#### [Exercise objective]
Pull out every line with the word "google" from the entries below.

#### [Records supplied]

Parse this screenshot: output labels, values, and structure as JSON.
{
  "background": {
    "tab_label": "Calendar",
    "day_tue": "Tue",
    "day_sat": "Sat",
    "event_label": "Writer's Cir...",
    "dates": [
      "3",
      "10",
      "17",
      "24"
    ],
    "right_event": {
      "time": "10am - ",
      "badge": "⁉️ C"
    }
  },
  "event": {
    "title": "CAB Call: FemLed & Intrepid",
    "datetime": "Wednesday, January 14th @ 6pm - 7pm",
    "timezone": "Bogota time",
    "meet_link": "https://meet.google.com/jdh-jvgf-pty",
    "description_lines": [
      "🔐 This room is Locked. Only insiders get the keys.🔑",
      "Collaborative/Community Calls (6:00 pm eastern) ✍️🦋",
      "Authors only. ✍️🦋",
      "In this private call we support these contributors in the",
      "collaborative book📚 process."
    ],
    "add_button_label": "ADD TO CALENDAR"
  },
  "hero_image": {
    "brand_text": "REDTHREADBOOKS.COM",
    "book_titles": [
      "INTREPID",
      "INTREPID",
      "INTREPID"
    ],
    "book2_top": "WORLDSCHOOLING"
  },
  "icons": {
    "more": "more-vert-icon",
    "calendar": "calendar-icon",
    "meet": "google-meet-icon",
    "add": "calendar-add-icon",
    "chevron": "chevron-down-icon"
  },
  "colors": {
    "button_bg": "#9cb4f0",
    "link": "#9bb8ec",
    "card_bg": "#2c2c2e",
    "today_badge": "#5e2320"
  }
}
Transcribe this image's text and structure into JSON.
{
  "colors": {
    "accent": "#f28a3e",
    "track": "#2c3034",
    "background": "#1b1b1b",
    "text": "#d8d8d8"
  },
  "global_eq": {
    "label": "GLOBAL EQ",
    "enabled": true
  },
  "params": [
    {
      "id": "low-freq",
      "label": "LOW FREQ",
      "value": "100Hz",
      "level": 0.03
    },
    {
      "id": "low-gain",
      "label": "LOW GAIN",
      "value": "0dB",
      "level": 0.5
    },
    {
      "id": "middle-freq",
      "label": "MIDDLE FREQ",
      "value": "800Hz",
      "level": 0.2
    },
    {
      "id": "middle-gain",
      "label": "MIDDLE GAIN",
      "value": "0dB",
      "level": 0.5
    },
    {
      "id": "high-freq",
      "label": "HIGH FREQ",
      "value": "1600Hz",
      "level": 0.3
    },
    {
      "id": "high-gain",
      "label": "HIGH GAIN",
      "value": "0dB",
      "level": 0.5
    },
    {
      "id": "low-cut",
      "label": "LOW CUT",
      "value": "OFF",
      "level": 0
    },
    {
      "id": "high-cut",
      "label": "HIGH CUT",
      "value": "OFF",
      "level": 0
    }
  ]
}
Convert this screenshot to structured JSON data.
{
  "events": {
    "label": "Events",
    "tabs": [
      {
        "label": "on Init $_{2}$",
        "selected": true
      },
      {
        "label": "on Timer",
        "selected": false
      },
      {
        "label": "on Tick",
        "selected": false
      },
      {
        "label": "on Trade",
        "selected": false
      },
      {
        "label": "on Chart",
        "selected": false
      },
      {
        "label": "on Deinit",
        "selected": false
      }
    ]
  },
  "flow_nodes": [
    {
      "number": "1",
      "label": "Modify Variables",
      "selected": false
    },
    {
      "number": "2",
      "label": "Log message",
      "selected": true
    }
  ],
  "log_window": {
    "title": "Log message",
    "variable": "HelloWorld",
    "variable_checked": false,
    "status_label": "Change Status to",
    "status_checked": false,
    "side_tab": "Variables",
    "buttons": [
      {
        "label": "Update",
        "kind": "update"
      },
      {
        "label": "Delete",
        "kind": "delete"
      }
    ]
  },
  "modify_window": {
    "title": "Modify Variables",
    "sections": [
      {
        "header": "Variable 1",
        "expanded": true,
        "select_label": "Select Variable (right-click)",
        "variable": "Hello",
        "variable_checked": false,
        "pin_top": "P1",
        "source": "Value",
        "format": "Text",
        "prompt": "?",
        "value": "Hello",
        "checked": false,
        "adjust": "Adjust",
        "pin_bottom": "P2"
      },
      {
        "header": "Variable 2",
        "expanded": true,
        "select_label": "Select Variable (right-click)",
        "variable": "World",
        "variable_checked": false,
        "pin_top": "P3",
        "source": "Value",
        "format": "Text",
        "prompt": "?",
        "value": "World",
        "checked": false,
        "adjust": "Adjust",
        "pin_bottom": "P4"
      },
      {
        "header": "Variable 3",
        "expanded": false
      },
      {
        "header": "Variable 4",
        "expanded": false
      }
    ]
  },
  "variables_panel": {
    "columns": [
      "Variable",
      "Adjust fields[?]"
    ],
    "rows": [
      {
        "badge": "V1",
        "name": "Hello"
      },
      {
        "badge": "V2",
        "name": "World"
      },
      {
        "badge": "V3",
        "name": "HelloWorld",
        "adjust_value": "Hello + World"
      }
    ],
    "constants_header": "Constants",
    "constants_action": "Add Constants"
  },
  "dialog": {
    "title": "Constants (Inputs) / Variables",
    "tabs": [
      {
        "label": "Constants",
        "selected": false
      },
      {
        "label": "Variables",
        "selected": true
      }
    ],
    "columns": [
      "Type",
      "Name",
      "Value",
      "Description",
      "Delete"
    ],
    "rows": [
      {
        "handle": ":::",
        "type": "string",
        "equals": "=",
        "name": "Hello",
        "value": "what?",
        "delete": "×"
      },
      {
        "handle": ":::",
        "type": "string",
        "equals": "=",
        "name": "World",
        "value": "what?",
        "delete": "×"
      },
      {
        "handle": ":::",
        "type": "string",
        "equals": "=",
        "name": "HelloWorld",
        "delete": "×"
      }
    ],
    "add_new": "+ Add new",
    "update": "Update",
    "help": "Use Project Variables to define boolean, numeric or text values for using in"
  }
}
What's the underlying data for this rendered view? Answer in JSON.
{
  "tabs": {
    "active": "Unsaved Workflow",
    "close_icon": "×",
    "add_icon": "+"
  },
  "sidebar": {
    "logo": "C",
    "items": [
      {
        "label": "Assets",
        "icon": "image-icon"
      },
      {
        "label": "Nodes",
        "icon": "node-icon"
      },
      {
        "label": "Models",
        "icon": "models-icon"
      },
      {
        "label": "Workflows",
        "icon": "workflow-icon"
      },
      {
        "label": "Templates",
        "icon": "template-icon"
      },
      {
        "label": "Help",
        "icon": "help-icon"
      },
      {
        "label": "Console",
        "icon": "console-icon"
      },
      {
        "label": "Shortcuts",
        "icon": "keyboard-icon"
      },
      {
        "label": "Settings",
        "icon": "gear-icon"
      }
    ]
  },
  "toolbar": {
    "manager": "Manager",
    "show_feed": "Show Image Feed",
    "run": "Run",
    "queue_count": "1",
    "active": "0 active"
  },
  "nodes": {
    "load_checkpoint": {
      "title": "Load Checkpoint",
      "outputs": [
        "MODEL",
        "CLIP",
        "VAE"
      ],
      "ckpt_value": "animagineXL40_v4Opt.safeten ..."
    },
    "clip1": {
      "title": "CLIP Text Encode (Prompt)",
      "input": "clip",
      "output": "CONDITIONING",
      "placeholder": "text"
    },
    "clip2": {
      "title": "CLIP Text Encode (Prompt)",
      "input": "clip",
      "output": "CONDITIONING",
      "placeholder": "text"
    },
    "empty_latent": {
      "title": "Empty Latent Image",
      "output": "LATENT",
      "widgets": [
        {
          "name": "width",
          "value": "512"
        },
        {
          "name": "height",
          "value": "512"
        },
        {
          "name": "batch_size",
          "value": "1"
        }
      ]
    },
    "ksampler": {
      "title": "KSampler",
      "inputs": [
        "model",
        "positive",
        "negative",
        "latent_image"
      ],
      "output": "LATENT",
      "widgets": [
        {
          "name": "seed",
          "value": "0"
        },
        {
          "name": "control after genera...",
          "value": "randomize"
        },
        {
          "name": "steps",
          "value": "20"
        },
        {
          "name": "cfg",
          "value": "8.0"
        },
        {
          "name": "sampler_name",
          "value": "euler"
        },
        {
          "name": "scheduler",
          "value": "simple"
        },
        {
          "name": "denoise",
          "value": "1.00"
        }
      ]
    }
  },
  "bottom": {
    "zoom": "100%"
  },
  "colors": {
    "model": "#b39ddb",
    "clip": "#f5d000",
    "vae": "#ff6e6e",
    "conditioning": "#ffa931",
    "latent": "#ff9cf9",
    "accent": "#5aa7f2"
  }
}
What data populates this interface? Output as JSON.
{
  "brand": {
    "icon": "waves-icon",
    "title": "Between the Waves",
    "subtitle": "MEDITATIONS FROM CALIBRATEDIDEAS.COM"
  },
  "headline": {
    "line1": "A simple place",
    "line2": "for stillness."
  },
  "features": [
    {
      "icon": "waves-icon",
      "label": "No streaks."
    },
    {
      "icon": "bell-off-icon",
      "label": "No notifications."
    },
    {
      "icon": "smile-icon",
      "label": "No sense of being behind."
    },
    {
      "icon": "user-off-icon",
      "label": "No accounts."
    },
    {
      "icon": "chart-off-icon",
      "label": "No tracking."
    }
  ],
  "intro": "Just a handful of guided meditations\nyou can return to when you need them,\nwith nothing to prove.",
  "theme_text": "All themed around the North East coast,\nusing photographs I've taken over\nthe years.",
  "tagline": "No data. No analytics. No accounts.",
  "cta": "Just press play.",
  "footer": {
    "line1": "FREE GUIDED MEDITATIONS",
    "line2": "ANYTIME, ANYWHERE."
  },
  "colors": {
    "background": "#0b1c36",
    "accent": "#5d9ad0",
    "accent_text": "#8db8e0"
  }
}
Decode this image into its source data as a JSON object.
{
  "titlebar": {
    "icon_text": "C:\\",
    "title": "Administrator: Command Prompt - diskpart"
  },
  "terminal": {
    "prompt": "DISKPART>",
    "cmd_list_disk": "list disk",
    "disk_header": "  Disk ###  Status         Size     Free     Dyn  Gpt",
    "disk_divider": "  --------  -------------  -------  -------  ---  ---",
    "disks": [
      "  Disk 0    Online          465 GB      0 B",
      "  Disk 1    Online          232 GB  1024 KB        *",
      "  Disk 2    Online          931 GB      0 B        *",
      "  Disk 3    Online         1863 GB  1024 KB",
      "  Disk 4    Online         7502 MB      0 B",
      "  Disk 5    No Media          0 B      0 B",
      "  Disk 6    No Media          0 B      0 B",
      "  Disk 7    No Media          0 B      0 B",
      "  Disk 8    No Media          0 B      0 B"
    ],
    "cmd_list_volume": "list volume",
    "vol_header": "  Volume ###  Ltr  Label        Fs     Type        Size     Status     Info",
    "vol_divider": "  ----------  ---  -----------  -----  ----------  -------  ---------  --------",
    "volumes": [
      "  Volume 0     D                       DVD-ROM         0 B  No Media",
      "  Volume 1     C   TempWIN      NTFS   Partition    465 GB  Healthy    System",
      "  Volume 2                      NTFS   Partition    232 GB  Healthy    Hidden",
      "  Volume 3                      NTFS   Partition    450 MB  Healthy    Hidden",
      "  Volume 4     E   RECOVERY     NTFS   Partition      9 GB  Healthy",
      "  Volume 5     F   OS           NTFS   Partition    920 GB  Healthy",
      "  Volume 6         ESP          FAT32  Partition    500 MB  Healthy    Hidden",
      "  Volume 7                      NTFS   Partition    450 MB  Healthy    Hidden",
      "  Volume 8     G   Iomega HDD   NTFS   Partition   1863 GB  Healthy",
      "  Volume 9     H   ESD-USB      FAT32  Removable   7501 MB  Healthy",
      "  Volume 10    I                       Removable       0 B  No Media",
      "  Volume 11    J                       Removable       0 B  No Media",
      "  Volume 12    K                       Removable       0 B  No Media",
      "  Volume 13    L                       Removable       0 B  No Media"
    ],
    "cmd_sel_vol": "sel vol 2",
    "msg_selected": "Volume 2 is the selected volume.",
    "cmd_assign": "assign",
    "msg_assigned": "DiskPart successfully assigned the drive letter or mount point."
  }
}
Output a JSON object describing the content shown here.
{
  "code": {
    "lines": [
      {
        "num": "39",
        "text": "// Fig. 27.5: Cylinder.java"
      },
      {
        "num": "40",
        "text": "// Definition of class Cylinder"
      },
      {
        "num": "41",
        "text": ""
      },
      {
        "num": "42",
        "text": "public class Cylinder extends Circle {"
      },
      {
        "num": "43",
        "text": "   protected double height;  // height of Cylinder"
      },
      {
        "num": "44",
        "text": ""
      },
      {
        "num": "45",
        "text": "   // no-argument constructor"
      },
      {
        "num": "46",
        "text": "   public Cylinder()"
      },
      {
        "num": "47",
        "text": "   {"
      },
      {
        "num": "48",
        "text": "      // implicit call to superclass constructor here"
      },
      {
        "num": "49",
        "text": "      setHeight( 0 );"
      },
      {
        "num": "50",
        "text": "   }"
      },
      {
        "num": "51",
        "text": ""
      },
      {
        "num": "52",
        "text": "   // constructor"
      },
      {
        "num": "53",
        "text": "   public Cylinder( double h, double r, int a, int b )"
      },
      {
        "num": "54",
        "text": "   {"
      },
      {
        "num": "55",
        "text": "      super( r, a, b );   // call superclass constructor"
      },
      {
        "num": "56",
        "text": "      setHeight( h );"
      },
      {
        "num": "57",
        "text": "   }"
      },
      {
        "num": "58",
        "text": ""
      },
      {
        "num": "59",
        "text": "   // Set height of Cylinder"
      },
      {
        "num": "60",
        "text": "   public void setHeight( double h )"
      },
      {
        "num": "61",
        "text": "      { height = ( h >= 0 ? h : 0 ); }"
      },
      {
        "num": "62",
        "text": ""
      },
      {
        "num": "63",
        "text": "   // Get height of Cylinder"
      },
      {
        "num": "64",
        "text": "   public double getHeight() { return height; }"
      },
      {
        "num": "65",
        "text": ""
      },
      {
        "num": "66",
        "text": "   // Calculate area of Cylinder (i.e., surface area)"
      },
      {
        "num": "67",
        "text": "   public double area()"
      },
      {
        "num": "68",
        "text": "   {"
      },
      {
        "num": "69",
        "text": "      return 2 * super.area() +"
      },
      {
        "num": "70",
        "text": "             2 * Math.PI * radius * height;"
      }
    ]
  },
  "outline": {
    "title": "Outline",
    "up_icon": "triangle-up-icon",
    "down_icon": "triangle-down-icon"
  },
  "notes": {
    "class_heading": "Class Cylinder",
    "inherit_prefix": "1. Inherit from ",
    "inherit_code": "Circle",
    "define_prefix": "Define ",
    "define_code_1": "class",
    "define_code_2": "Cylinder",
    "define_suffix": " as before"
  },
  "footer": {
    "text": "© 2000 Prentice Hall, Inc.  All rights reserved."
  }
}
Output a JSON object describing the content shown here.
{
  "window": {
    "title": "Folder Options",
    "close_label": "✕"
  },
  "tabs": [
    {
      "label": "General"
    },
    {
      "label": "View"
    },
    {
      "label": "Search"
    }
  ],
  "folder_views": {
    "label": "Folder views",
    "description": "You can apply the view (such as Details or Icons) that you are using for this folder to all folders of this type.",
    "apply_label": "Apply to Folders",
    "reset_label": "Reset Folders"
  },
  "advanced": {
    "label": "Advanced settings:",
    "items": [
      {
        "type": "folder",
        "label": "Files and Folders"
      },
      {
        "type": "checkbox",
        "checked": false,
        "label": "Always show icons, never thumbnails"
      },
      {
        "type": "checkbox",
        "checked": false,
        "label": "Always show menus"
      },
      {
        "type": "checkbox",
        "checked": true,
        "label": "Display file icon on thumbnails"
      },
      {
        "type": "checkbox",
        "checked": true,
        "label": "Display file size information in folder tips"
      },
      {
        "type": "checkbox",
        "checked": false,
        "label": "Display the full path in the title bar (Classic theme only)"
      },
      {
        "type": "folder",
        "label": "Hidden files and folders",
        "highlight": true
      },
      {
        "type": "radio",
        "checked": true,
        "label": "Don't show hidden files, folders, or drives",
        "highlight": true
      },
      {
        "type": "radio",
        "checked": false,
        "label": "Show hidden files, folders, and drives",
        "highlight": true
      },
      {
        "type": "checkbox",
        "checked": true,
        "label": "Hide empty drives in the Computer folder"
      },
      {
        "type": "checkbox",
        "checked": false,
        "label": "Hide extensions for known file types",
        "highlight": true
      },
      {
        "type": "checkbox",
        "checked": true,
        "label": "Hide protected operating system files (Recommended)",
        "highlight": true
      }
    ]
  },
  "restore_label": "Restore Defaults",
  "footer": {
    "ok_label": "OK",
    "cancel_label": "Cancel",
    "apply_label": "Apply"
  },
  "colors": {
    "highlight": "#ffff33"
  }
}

#### [Correct answer]
    "meet_link": "https://meet.google.com/jdh-jvgf-pty",
    "meet": "google-meet-icon",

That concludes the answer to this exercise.